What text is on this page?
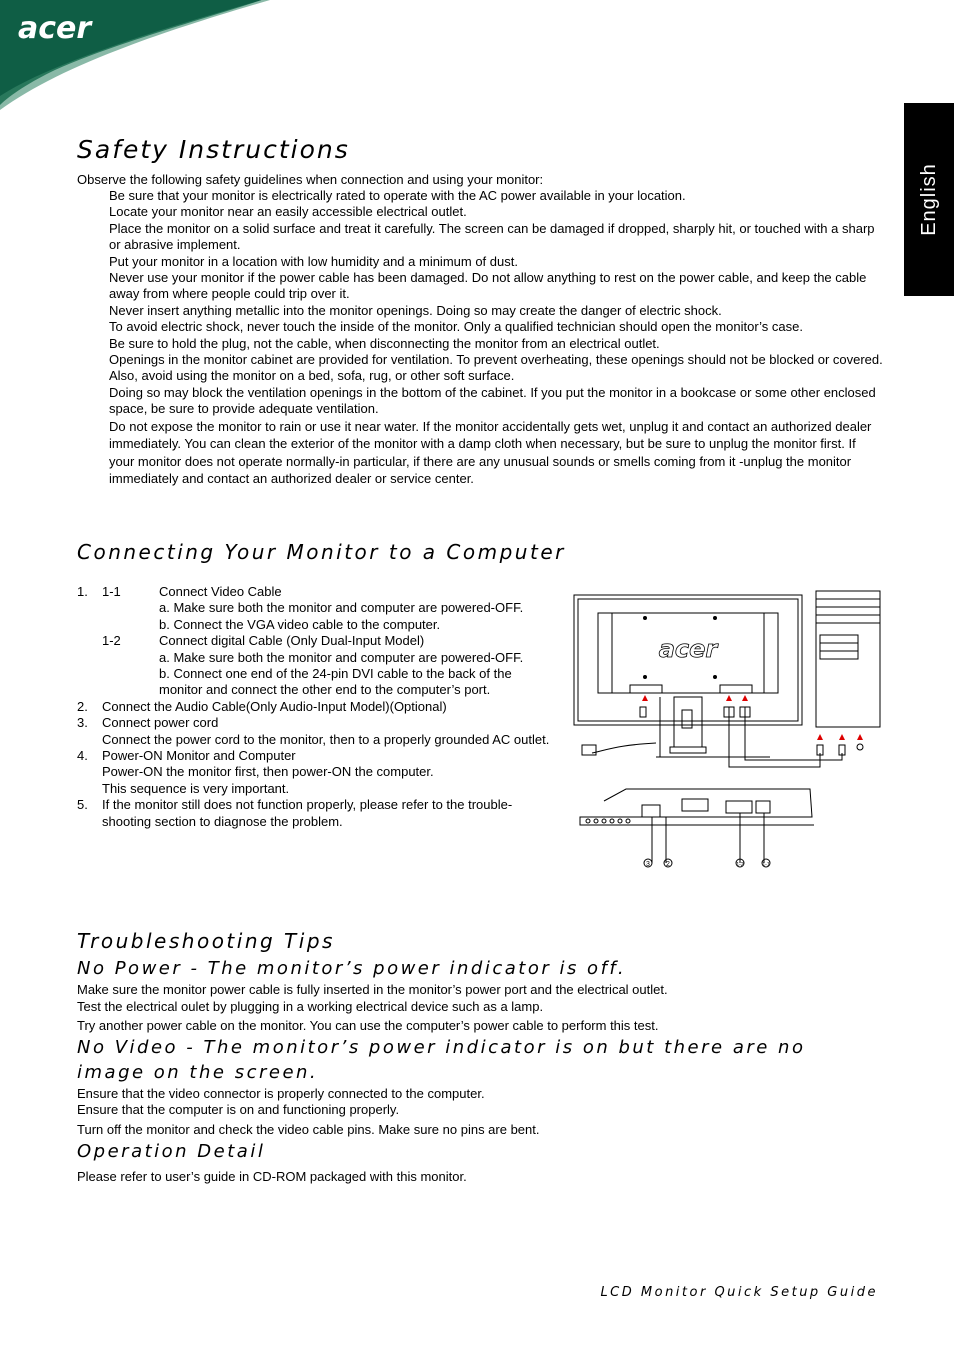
acer
English
Safety Instructions

Observe the following safety guidelines when connection and using your monitor:

Be sure that your monitor is electrically rated to operate with the AC power available in your location.
Locate your monitor near an easily accessible electrical outlet.
Place the monitor on a solid surface and treat it carefully. The screen can be damaged if dropped, sharply hit, or touched with a sharp or abrasive implement.
Put your monitor in a location with low humidity and a minimum of dust.
Never use your monitor if the power cable has been damaged. Do not allow anything to rest on the power cable, and keep the cable away from where people could trip over it.
Never insert anything metallic into the monitor openings. Doing so may create the danger of electric shock.
To avoid electric shock, never touch the inside of the monitor. Only a qualified technician should open the monitor’s case.
Be sure to hold the plug, not the cable, when disconnecting the monitor from an electrical outlet.
Openings in the monitor cabinet are provided for ventilation. To prevent overheating, these openings should not be blocked or covered. Also, avoid using the monitor on a bed, sofa, rug, or other soft surface.
Doing so may block the ventilation openings in the bottom of the cabinet. If you put the monitor in a bookcase or some other enclosed space, be sure to provide adequate ventilation.
Do not expose the monitor to rain or use it near water. If the monitor accidentally gets wet, unplug it and contact an authorized dealer immediately. You can clean the exterior of the monitor with a damp cloth when necessary, but be sure to unplug the monitor first. If your monitor does not operate normally-in particular, if there are any unusual sounds or smells coming from it -unplug the monitor immediately and contact an authorized dealer or service center.
Connecting Your Monitor to a Computer
1. 1-1	Connect Video Cable
a. Make sure both the monitor and computer are powered-OFF.
b. Connect the VGA video cable to the computer.
1-2	Connect digital Cable (Only Dual-Input Model)
a. Make sure both the monitor and computer are powered-OFF.
b. Connect one end of the 24-pin DVI cable to the back of the monitor and connect the other end to the computer’s port.
2. Connect the Audio Cable(Only Audio-Input Model)(Optional)
3. Connect power cord
Connect the power cord to the monitor, then to a properly grounded AC outlet.
4. Power-ON Monitor and Computer
Power-ON the monitor first, then power-ON the computer.
This sequence is very important.
5. If the monitor still does not function properly, please refer to the trouble-shooting section to diagnose the problem.
acer
3 2	1-2	1-1
Troubleshooting Tips
No Power - The monitor’s power indicator is off.

Make sure the monitor power cable is fully inserted in the monitor’s power port and the electrical outlet.

Test the electrical oulet by plugging in a working electrical device such as a lamp.

Try another power cable on the monitor. You can use the computer’s power cable to perform this test.

No Video - The monitor’s power indicator is on but there are no image on the screen.

Ensure that the video connector is properly connected to the computer.

Ensure that the computer is on and functioning properly.

Turn off the monitor and check the video cable pins. Make sure no pins are bent.

Operation Detail

Please refer to user’s guide in CD-ROM packaged with this monitor.

LCD Monitor Quick Setup Guide
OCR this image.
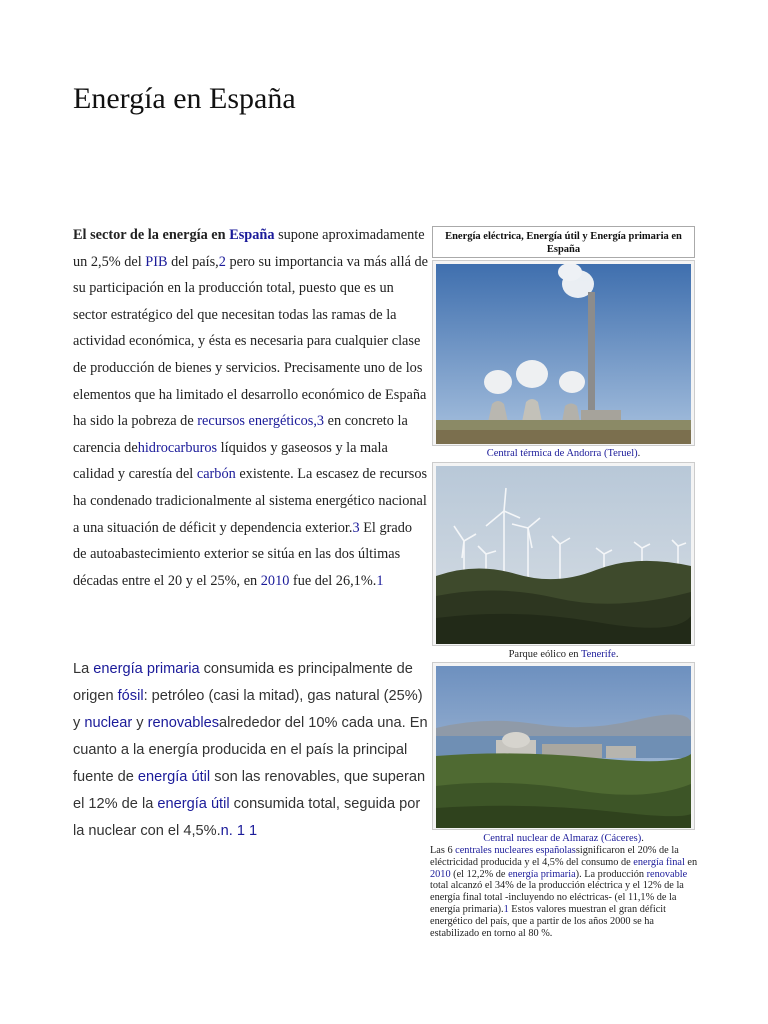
Energía en España

El sector de la energía en España supone aproximadamente un 2,5% del PIB del país,2 pero su importancia va más allá de su participación en la producción total, puesto que es un sector estratégico del que necesitan todas las ramas de la actividad económica, y ésta es necesaria para cualquier clase de producción de bienes y servicios. Precisamente uno de los elementos que ha limitado el desarrollo económico de España ha sido la pobreza de recursos energéticos,3 en concreto la carencia dehidrocarburos líquidos y gaseosos y la mala calidad y carestía del carbón existente. La escasez de recursos ha condenado tradicionalmente al sistema energético nacional a una situación de déficit y dependencia exterior.3 El grado de autoabastecimiento exterior se sitúa en las dos últimas décadas entre el 20 y el 25%, en 2010 fue del 26,1%.1

La energía primaria consumida es principalmente de origen fósil: petróleo (casi la mitad), gas natural (25%) y nuclear y renovablesalrededor del 10% cada una. En cuanto a la energía producida en el país la principal fuente de energía útil son las renovables, que superan el 12% de la energía útil consumida total, seguida por la nuclear con el 4,5%.n. 1 1

Energía eléctrica, Energía útil y Energía primaria en España
Central térmica de Andorra (Teruel).
Parque eólico en Tenerife.
Central nuclear de Almaraz (Cáceres).

Las 6 centrales nucleares españolassignificaron el 20% de la eléctricidad producida y el 4,5% del consumo de energía final en 2010 (el 12,2% de energía primaria). La producción renovable total alcanzó el 34% de la producción eléctrica y el 12% de la energía final total -incluyendo no eléctricas- (el 11,1% de la energía primaria).1 Estos valores muestran el gran déficit energético del país, que a partir de los años 2000 se ha estabilizado en torno al 80 %.
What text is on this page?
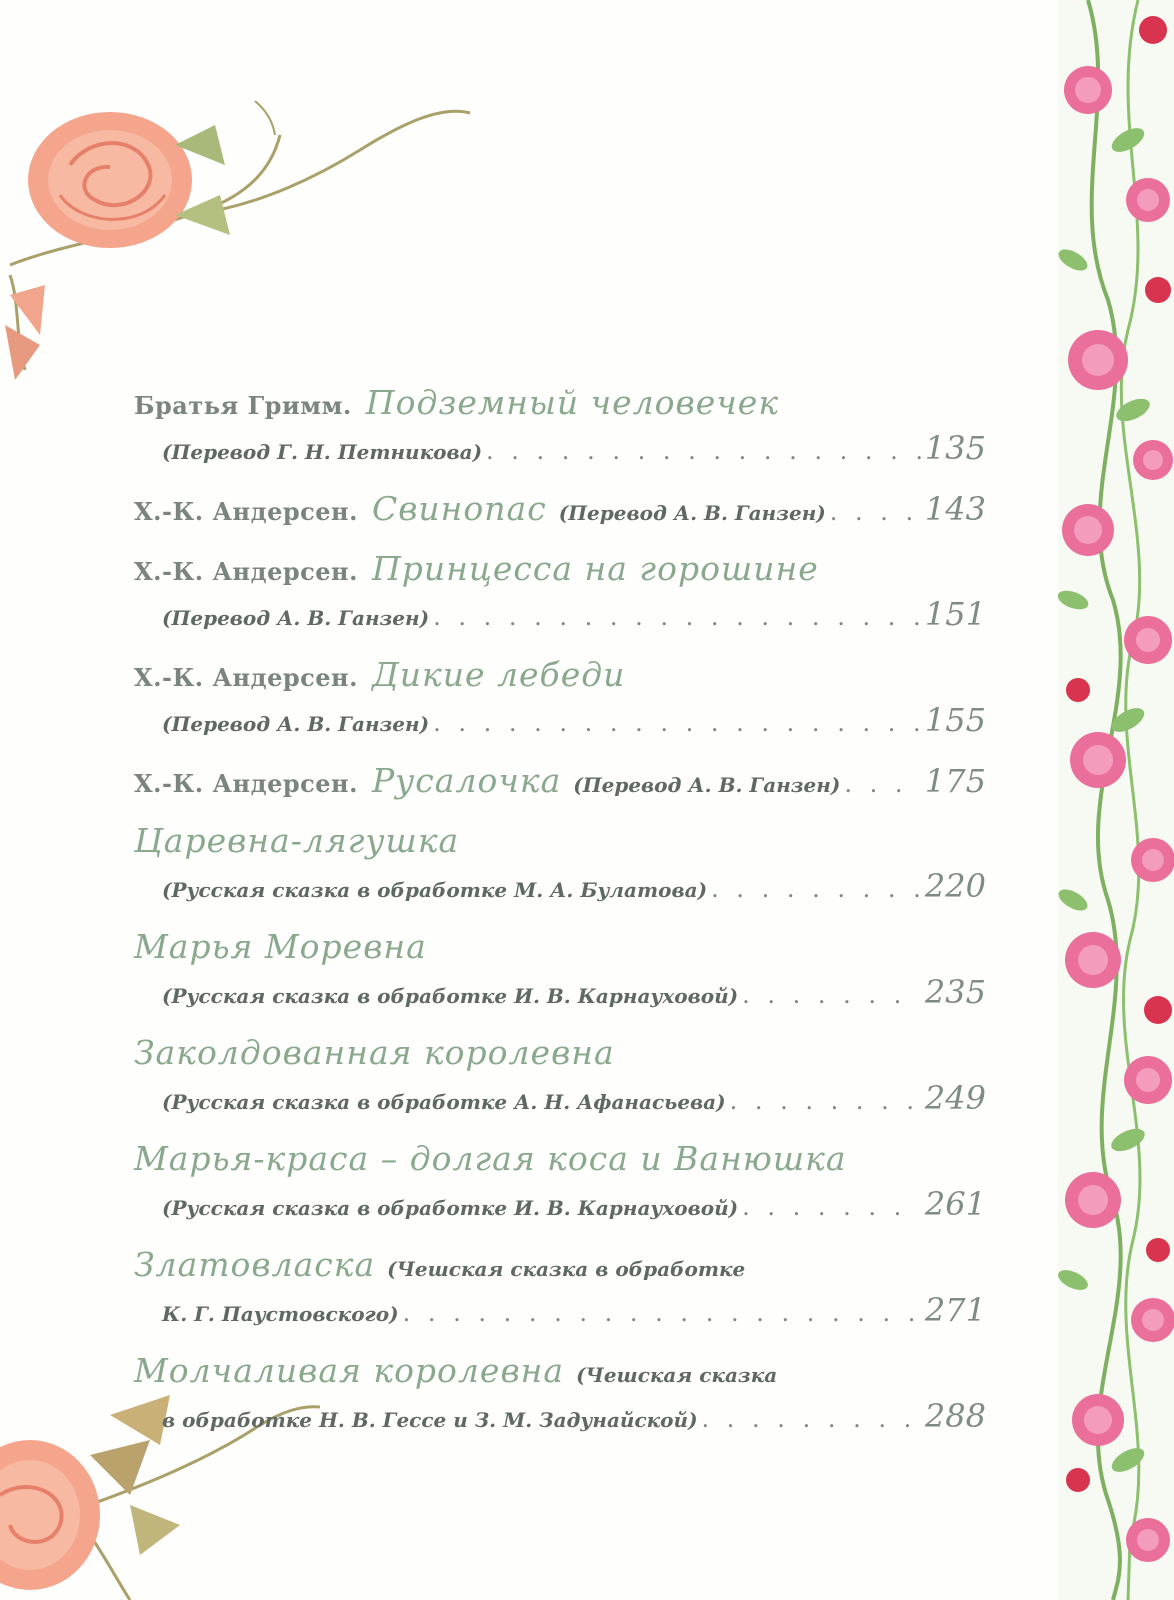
Братья Гримм. Подземный человечек
(Перевод Г. Н. Петникова) . . .	135
Х.-К. Андерсен. Свинопас (Перевод А. В. Ганзен) . . .	143
Х.-К. Андерсен. Принцесса на горошине
(Перевод А. В. Ганзен) . . .	151
Х.-К. Андерсен. Дикие лебеди
(Перевод А. В. Ганзен) . . .	155
Х.-К. Андерсен. Русалочка (Перевод А. В. Ганзен) . . .	175
Царевна-лягушка
(Русская сказка в обработке М. А. Булатова) . . .	220
Марья Моревна
(Русская сказка в обработке И. В. Карнауховой) . . .	235
Заколдованная королевна
(Русская сказка в обработке А. Н. Афанасьева) . . .	249
Марья-краса – долгая коса и Ванюшка
(Русская сказка в обработке И. В. Карнауховой) . . .	261
Златовласка (Чешская сказка в обработке
К. Г. Паустовского) . . .	271
Молчаливая королевна (Чешская сказка
в обработке Н. В. Гессе и З. М. Задунайской) . . .	288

_ _ _ _

> Objective
Reproduce the material above verbatim; omit every picture.

> Complete answer
What text is on this page?
acer
English
Safety Instructions

Observe the following safety guidelines when connection and using your monitor:

Be sure that your monitor is electrically rated to operate with the AC power available in your location.
Locate your monitor near an easily accessible electrical outlet.
Place the monitor on a solid surface and treat it carefully. The screen can be damaged if dropped, sharply hit, or touched with a sharp or abrasive implement.
Put your monitor in a location with low humidity and a minimum of dust.
Never use your monitor if the power cable has been damaged. Do not allow anything to rest on the power cable, and keep the cable away from where people could trip over it.
Never insert anything metallic into the monitor openings. Doing so may create the danger of electric shock.
To avoid electric shock, never touch the inside of the monitor. Only a qualified technician should open the monitor’s case.
Be sure to hold the plug, not the cable, when disconnecting the monitor from an electrical outlet.
Openings in the monitor cabinet are provided for ventilation. To prevent overheating, these openings should not be blocked or covered. Also, avoid using the monitor on a bed, sofa, rug, or other soft surface.
Doing so may block the ventilation openings in the bottom of the cabinet. If you put the monitor in a bookcase or some other enclosed space, be sure to provide adequate ventilation.
Do not expose the monitor to rain or use it near water. If the monitor accidentally gets wet, unplug it and contact an authorized dealer immediately. You can clean the exterior of the monitor with a damp cloth when necessary, but be sure to unplug the monitor first. If your monitor does not operate normally-in particular, if there are any unusual sounds or smells coming from it -unplug the monitor immediately and contact an authorized dealer or service center.
Connecting Your Monitor to a Computer
1. 1-1	Connect Video Cable
a. Make sure both the monitor and computer are powered-OFF.
b. Connect the VGA video cable to the computer.
1-2	Connect digital Cable (Only Dual-Input Model)
a. Make sure both the monitor and computer are powered-OFF.
b. Connect one end of the 24-pin DVI cable to the back of the monitor and connect the other end to the computer’s port.
2. Connect the Audio Cable(Only Audio-Input Model)(Optional)
3. Connect power cord
Connect the power cord to the monitor, then to a properly grounded AC outlet.
4. Power-ON Monitor and Computer
Power-ON the monitor first, then power-ON the computer.
This sequence is very important.
5. If the monitor still does not function properly, please refer to the trouble-shooting section to diagnose the problem.
acer
3 2	1-2	1-1
Troubleshooting Tips
No Power - The monitor’s power indicator is off.

Make sure the monitor power cable is fully inserted in the monitor’s power port and the electrical outlet.

Test the electrical oulet by plugging in a working electrical device such as a lamp.

Try another power cable on the monitor. You can use the computer’s power cable to perform this test.

No Video - The monitor’s power indicator is on but there are no image on the screen.

Ensure that the video connector is properly connected to the computer.

Ensure that the computer is on and functioning properly.

Turn off the monitor and check the video cable pins. Make sure no pins are bent.

Operation Detail

Please refer to user’s guide in CD-ROM packaged with this monitor.

LCD Monitor Quick Setup Guide
OCR this image.
Energía en España

El sector de la energía en España supone aproximadamente un 2,5% del PIB del país,2 pero su importancia va más allá de su participación en la producción total, puesto que es un sector estratégico del que necesitan todas las ramas de la actividad económica, y ésta es necesaria para cualquier clase de producción de bienes y servicios. Precisamente uno de los elementos que ha limitado el desarrollo económico de España ha sido la pobreza de recursos energéticos,3 en concreto la carencia dehidrocarburos líquidos y gaseosos y la mala calidad y carestía del carbón existente. La escasez de recursos ha condenado tradicionalmente al sistema energético nacional a una situación de déficit y dependencia exterior.3 El grado de autoabastecimiento exterior se sitúa en las dos últimas décadas entre el 20 y el 25%, en 2010 fue del 26,1%.1

La energía primaria consumida es principalmente de origen fósil: petróleo (casi la mitad), gas natural (25%) y nuclear y renovablesalrededor del 10% cada una. En cuanto a la energía producida en el país la principal fuente de energía útil son las renovables, que superan el 12% de la energía útil consumida total, seguida por la nuclear con el 4,5%.n. 1 1

Energía eléctrica, Energía útil y Energía primaria en España
Central térmica de Andorra (Teruel).
Parque eólico en Tenerife.
Central nuclear de Almaraz (Cáceres).

Las 6 centrales nucleares españolassignificaron el 20% de la eléctricidad producida y el 4,5% del consumo de energía final en 2010 (el 12,2% de energía primaria). La producción renovable total alcanzó el 34% de la producción eléctrica y el 12% de la energía final total -incluyendo no eléctricas- (el 11,1% de la energía primaria).1 Estos valores muestran el gran déficit energético del país, que a partir de los años 2000 se ha estabilizado en torno al 80 %.
What text is on this page?
Братья Гримм. Подземный человечек
(Перевод Г. Н. Петникова) . . .	135
Х.-К. Андерсен. Свинопас (Перевод А. В. Ганзен) . . .	143
Х.-К. Андерсен. Принцесса на горошине
(Перевод А. В. Ганзен) . . .	151
Х.-К. Андерсен. Дикие лебеди
(Перевод А. В. Ганзен) . . .	155
Х.-К. Андерсен. Русалочка (Перевод А. В. Ганзен) . . .	175
Царевна-лягушка
(Русская сказка в обработке М. А. Булатова) . . .	220
Марья Моревна
(Русская сказка в обработке И. В. Карнауховой) . . .	235
Заколдованная королевна
(Русская сказка в обработке А. Н. Афанасьева) . . .	249
Марья-краса – долгая коса и Ванюшка
(Русская сказка в обработке И. В. Карнауховой) . . .	261
Златовласка (Чешская сказка в обработке
К. Г. Паустовского) . . .	271
Молчаливая королевна (Чешская сказка
в обработке Н. В. Гессе и З. М. Задунайской) . . .	288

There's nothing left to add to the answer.